| PROBLÈME POSÉ A |
Dans l'article sur l'exposition du musée de Bretagne, quel chercheur s'est retiré du catalogue de l'exposition en août ?
| PROBLÈME POSÉ B |
Expliquez, s'il vous plaît, en une à trois phrases, pourquoi Hervé Le Bihan retire sa caution à l'exposition, selon l'article sur l'exposition du musée de Bretagne.

Un nouveau chercheur retire sa caution à l’exposition Celtiques ? du musée de Bretagne
Les déboires s’accumulent pour l’exposition temporaire Celtiques ? du musée de Bretagne qui entendait répondre de manière définitive à la question de l’identité celtique de la Bretagne. Un sujet pourtant périlleux, tant les matières concernées sont nombreuses.
En mai, le chanteur Alan Stivell retirait son parrainage à l’exposition, comme le relate Ouest-France. En juin, c’est le sociologue Ronan Le Coadic qui dénonçait une « falsification de l’Histoire » sur Médiapart. En août, le chercheur Erwan Chartier, auteur d’une thèse sur la construction de l’Interceltisme (par ailleurs rédacteur en chef du Penn-bazh) s’est retiré du catalogue de l’exposition, selon Ouest-France et le Télégramme. Chose rare, le Musée de Bretagne a annoncé que certains passages polémiques de l’exposition allaient être réécrits… Cependant, la communication plutôt maladroite (« l’utilisation des mots « affectifs » ou « celtitude ») dans un article de Ouest-France a, de nouveau, rajouter de l’huile sur le feu…
Cette fois, c’est un autre chercheur, Hervé Le Bihan, enseignant à Rennes II (où se trouve le laboratoire Celtic BLM, regroupant l’ancienne section de celtique et breton, ainsi que le centre d’études irlandaises) qui retire sa caution à l’exposition. Voici ses explications :
« Je fais partie des universitaires qui avaient été sollicités par le Musée de Bretagne en vue de l’organisation de l’exposition actuelle « Celtique ? ». Je n’ai participé à aucune des réunions du Comité Scientifique et je ne souhaite pas apporter ma caution à une exposition qui s’avère partiale et partielle.

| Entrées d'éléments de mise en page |

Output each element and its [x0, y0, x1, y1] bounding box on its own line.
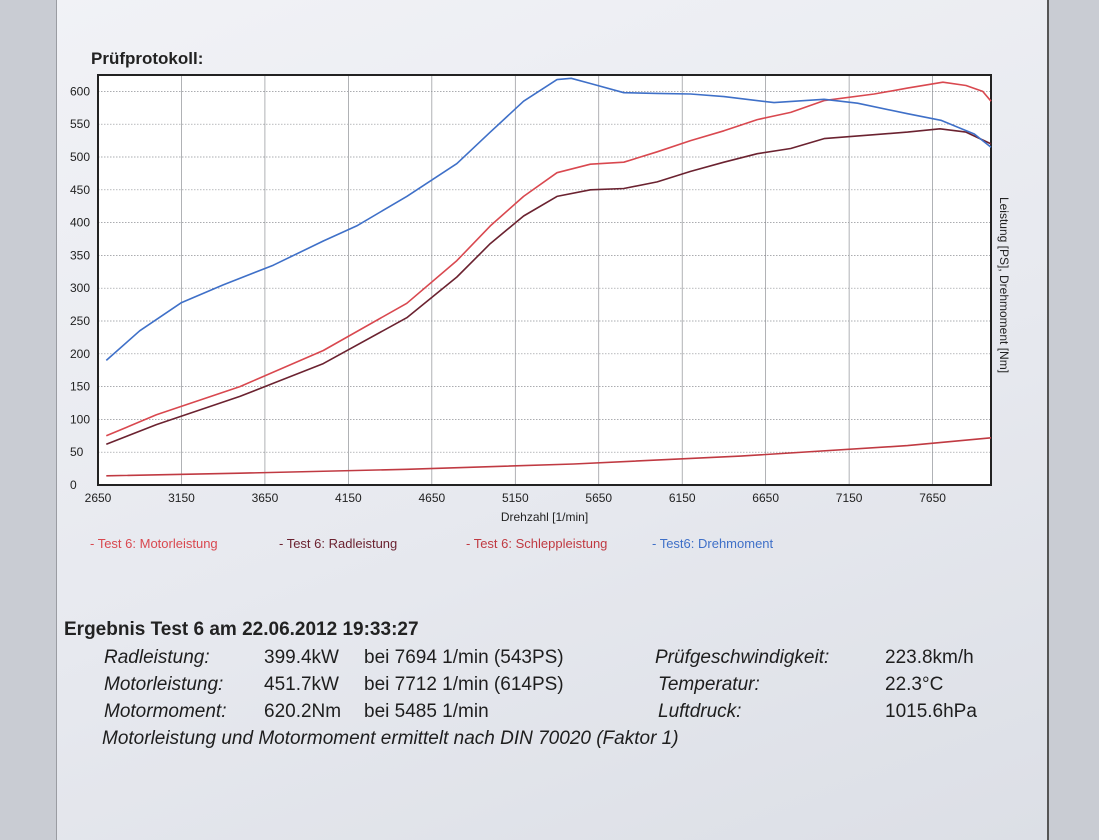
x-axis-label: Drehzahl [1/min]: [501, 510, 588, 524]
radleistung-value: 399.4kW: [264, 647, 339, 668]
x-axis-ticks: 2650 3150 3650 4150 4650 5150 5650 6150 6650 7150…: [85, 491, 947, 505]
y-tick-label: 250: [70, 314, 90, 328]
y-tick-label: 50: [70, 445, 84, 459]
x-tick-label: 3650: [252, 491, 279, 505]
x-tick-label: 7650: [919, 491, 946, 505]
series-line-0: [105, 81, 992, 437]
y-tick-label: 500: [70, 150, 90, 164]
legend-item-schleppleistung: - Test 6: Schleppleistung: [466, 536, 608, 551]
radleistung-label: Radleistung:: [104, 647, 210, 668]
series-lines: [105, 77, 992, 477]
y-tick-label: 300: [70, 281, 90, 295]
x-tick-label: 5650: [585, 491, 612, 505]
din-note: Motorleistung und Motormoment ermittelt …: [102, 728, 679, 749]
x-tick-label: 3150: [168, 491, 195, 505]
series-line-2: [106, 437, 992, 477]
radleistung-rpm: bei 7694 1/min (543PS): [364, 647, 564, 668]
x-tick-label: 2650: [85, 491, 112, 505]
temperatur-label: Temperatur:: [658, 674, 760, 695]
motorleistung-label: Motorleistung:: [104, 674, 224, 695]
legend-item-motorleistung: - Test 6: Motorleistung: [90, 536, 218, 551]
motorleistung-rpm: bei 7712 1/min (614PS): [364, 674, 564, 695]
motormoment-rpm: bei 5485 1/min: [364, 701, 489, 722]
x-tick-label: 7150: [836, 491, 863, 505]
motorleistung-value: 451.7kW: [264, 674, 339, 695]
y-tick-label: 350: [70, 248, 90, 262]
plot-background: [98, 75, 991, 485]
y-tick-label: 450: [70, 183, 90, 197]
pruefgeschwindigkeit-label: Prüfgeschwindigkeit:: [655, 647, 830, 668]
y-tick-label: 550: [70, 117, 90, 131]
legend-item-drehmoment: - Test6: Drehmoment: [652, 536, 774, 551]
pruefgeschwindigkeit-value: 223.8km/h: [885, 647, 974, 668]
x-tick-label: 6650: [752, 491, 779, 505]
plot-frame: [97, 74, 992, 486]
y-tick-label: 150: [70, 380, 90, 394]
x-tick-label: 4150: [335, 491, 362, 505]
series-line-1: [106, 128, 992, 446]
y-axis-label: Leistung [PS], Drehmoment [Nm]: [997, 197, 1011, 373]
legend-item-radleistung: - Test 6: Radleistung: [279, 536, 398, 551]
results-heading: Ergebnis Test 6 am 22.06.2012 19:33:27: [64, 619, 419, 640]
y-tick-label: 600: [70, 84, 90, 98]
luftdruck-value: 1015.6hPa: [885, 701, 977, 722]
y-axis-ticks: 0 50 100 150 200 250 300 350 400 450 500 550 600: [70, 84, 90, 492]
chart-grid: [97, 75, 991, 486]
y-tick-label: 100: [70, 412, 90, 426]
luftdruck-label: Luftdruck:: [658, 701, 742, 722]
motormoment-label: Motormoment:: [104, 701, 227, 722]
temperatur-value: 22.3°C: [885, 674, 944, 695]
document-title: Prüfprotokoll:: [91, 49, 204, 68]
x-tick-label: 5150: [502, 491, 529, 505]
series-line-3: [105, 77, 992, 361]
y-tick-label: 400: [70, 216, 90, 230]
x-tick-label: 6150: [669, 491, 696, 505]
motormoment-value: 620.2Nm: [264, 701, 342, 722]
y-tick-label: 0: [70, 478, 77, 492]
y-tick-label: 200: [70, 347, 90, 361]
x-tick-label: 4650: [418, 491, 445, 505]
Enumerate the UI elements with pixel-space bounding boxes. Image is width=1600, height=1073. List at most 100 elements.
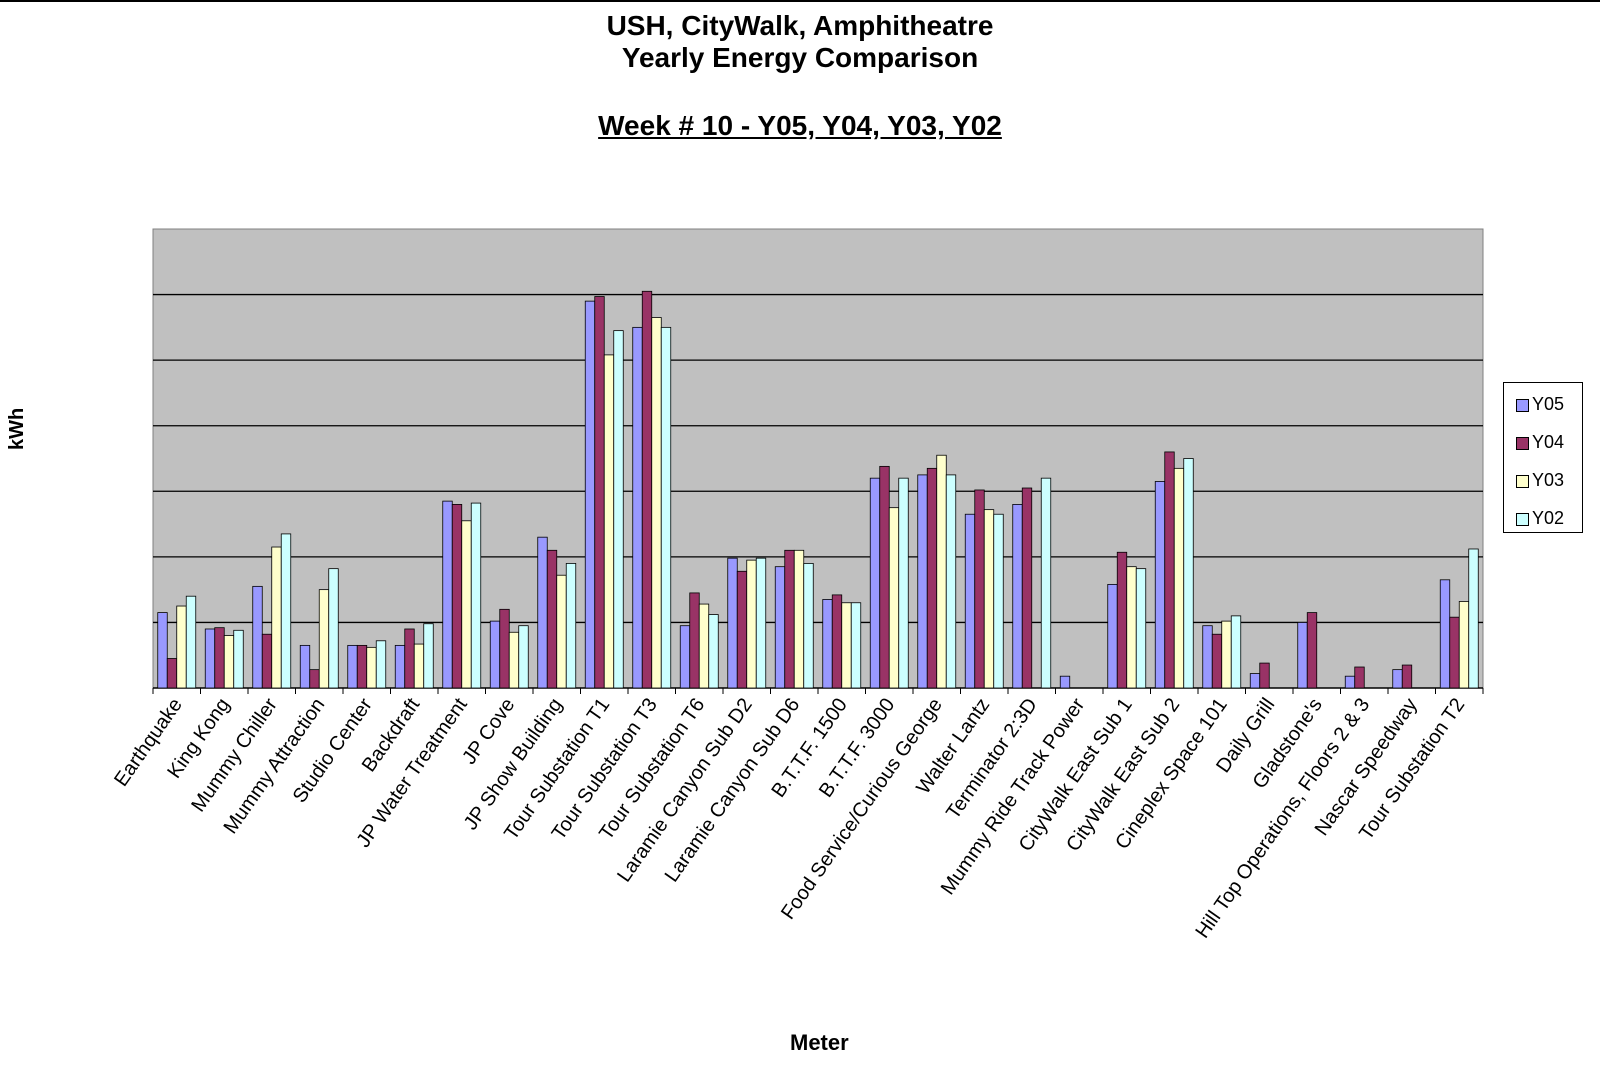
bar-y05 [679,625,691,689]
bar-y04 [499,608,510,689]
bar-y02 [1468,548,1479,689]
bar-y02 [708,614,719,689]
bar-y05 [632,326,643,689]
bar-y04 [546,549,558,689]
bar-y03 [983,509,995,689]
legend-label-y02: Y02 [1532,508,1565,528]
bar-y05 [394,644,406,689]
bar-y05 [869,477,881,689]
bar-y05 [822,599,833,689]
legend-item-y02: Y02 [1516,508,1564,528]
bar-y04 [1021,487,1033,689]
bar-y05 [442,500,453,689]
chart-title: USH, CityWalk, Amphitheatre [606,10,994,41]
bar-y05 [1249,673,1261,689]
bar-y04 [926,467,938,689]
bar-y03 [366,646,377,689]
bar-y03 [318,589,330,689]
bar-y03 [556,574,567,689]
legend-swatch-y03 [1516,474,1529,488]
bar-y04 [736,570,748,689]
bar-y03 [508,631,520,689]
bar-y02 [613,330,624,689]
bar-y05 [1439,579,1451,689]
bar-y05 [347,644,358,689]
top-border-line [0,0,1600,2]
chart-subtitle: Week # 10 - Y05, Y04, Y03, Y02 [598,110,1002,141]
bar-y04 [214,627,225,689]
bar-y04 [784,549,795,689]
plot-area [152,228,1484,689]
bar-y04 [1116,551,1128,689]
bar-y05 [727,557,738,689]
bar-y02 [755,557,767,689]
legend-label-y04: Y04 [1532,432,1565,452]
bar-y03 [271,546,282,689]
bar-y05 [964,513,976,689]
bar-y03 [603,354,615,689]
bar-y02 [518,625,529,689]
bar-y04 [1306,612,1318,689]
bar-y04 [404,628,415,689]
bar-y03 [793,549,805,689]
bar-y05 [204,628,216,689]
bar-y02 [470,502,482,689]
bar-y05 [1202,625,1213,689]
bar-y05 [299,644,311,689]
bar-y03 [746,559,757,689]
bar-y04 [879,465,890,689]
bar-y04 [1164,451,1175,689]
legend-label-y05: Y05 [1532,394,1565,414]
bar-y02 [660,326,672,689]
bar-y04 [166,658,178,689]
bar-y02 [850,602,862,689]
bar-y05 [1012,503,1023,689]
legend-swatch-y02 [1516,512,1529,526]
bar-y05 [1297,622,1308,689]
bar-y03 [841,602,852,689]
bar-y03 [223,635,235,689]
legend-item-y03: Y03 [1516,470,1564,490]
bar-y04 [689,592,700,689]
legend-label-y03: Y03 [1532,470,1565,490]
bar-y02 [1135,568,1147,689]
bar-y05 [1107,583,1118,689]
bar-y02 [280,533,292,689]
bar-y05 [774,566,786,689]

| RÉSULTAT CORRECT A |
Erwan Chartier s'est retiré du catalogue de l'exposition en août.

| RÉSULTAT CORRECT B |
Sollicité par le Musée de Bretagne, Hervé Le Bihan n'a participé à aucune des réunions du Comité scientifique. Il ne veut pas cautionner une exposition qui, selon lui, s'avère partiale et partielle.